■ Dataset rows ■
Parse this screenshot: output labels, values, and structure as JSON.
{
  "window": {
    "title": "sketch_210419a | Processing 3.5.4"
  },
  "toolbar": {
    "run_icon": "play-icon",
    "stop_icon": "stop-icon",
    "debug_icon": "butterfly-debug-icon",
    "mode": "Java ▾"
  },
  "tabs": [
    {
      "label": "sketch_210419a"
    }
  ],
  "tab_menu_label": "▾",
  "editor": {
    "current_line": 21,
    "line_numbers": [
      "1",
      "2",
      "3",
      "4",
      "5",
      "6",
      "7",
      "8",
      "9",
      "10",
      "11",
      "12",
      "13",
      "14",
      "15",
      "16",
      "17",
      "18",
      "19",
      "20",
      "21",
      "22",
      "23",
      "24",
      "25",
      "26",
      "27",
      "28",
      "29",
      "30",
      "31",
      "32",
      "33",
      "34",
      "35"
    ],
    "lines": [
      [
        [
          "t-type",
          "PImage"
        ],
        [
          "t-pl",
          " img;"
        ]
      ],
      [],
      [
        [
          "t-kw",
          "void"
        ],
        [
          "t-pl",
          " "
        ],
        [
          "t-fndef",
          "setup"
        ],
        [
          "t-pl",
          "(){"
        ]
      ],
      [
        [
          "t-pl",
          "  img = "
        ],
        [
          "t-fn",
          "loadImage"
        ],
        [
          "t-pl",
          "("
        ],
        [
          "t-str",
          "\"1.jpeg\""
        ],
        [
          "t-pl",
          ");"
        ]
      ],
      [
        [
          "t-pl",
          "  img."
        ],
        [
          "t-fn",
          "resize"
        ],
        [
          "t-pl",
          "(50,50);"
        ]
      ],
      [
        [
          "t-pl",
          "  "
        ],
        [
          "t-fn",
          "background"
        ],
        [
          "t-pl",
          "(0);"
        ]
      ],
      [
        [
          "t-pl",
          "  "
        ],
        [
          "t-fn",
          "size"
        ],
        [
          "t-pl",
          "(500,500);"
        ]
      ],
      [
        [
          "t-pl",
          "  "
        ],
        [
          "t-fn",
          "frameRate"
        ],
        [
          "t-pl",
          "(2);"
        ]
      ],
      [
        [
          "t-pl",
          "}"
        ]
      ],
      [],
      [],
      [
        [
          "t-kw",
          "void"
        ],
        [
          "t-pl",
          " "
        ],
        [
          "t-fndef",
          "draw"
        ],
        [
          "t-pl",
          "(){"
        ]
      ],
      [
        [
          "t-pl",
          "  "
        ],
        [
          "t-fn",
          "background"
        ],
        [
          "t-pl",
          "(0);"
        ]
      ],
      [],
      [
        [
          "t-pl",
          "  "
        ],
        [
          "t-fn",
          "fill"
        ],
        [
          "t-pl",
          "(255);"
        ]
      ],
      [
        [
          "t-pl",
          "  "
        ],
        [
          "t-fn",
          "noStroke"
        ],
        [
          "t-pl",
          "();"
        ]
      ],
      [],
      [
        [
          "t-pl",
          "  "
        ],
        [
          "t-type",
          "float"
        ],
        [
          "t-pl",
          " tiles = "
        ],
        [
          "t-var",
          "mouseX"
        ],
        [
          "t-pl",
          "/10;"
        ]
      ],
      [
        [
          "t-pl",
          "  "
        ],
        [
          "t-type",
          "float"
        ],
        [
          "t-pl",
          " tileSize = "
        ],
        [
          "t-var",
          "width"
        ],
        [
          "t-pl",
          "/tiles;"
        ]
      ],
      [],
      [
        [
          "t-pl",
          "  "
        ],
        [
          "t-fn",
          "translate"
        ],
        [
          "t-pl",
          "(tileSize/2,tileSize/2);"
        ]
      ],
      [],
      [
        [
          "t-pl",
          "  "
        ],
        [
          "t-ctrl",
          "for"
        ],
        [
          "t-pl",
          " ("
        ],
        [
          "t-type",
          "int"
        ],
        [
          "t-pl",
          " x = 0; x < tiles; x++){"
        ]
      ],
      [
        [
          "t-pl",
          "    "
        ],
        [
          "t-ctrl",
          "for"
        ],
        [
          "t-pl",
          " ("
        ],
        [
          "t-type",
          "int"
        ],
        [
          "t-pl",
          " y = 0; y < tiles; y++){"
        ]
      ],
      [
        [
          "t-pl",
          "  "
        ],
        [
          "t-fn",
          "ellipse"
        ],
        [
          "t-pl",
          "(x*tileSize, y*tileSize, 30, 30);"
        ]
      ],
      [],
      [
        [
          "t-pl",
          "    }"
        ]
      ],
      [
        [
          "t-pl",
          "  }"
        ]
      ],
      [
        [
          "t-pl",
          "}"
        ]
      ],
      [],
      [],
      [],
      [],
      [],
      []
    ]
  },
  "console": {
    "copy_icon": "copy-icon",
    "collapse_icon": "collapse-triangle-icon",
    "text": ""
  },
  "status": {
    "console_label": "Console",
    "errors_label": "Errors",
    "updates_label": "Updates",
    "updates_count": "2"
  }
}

■ Stated problem ■
Print the records above exactly as they appear.

■ Task result ■
Parse this screenshot: output labels, values, and structure as JSON.
{
  "window": {
    "title": "sketch_210419a | Processing 3.5.4"
  },
  "toolbar": {
    "run_icon": "play-icon",
    "stop_icon": "stop-icon",
    "debug_icon": "butterfly-debug-icon",
    "mode": "Java ▾"
  },
  "tabs": [
    {
      "label": "sketch_210419a"
    }
  ],
  "tab_menu_label": "▾",
  "editor": {
    "current_line": 21,
    "line_numbers": [
      "1",
      "2",
      "3",
      "4",
      "5",
      "6",
      "7",
      "8",
      "9",
      "10",
      "11",
      "12",
      "13",
      "14",
      "15",
      "16",
      "17",
      "18",
      "19",
      "20",
      "21",
      "22",
      "23",
      "24",
      "25",
      "26",
      "27",
      "28",
      "29",
      "30",
      "31",
      "32",
      "33",
      "34",
      "35"
    ],
    "lines": [
      [
        [
          "t-type",
          "PImage"
        ],
        [
          "t-pl",
          " img;"
        ]
      ],
      [],
      [
        [
          "t-kw",
          "void"
        ],
        [
          "t-pl",
          " "
        ],
        [
          "t-fndef",
          "setup"
        ],
        [
          "t-pl",
          "(){"
        ]
      ],
      [
        [
          "t-pl",
          "  img = "
        ],
        [
          "t-fn",
          "loadImage"
        ],
        [
          "t-pl",
          "("
        ],
        [
          "t-str",
          "\"1.jpeg\""
        ],
        [
          "t-pl",
          ");"
        ]
      ],
      [
        [
          "t-pl",
          "  img."
        ],
        [
          "t-fn",
          "resize"
        ],
        [
          "t-pl",
          "(50,50);"
        ]
      ],
      [
        [
          "t-pl",
          "  "
        ],
        [
          "t-fn",
          "background"
        ],
        [
          "t-pl",
          "(0);"
        ]
      ],
      [
        [
          "t-pl",
          "  "
        ],
        [
          "t-fn",
          "size"
        ],
        [
          "t-pl",
          "(500,500);"
        ]
      ],
      [
        [
          "t-pl",
          "  "
        ],
        [
          "t-fn",
          "frameRate"
        ],
        [
          "t-pl",
          "(2);"
        ]
      ],
      [
        [
          "t-pl",
          "}"
        ]
      ],
      [],
      [],
      [
        [
          "t-kw",
          "void"
        ],
        [
          "t-pl",
          " "
        ],
        [
          "t-fndef",
          "draw"
        ],
        [
          "t-pl",
          "(){"
        ]
      ],
      [
        [
          "t-pl",
          "  "
        ],
        [
          "t-fn",
          "background"
        ],
        [
          "t-pl",
          "(0);"
        ]
      ],
      [],
      [
        [
          "t-pl",
          "  "
        ],
        [
          "t-fn",
          "fill"
        ],
        [
          "t-pl",
          "(255);"
        ]
      ],
      [
        [
          "t-pl",
          "  "
        ],
        [
          "t-fn",
          "noStroke"
        ],
        [
          "t-pl",
          "();"
        ]
      ],
      [],
      [
        [
          "t-pl",
          "  "
        ],
        [
          "t-type",
          "float"
        ],
        [
          "t-pl",
          " tiles = "
        ],
        [
          "t-var",
          "mouseX"
        ],
        [
          "t-pl",
          "/10;"
        ]
      ],
      [
        [
          "t-pl",
          "  "
        ],
        [
          "t-type",
          "float"
        ],
        [
          "t-pl",
          " tileSize = "
        ],
        [
          "t-var",
          "width"
        ],
        [
          "t-pl",
          "/tiles;"
        ]
      ],
      [],
      [
        [
          "t-pl",
          "  "
        ],
        [
          "t-fn",
          "translate"
        ],
        [
          "t-pl",
          "(tileSize/2,tileSize/2);"
        ]
      ],
      [],
      [
        [
          "t-pl",
          "  "
        ],
        [
          "t-ctrl",
          "for"
        ],
        [
          "t-pl",
          " ("
        ],
        [
          "t-type",
          "int"
        ],
        [
          "t-pl",
          " x = 0; x < tiles; x++){"
        ]
      ],
      [
        [
          "t-pl",
          "    "
        ],
        [
          "t-ctrl",
          "for"
        ],
        [
          "t-pl",
          " ("
        ],
        [
          "t-type",
          "int"
        ],
        [
          "t-pl",
          " y = 0; y < tiles; y++){"
        ]
      ],
      [
        [
          "t-pl",
          "  "
        ],
        [
          "t-fn",
          "ellipse"
        ],
        [
          "t-pl",
          "(x*tileSize, y*tileSize, 30, 30);"
        ]
      ],
      [],
      [
        [
          "t-pl",
          "    }"
        ]
      ],
      [
        [
          "t-pl",
          "  }"
        ]
      ],
      [
        [
          "t-pl",
          "}"
        ]
      ],
      [],
      [],
      [],
      [],
      [],
      []
    ]
  },
  "console": {
    "copy_icon": "copy-icon",
    "collapse_icon": "collapse-triangle-icon",
    "text": ""
  },
  "status": {
    "console_label": "Console",
    "errors_label": "Errors",
    "updates_label": "Updates",
    "updates_count": "2"
  }
}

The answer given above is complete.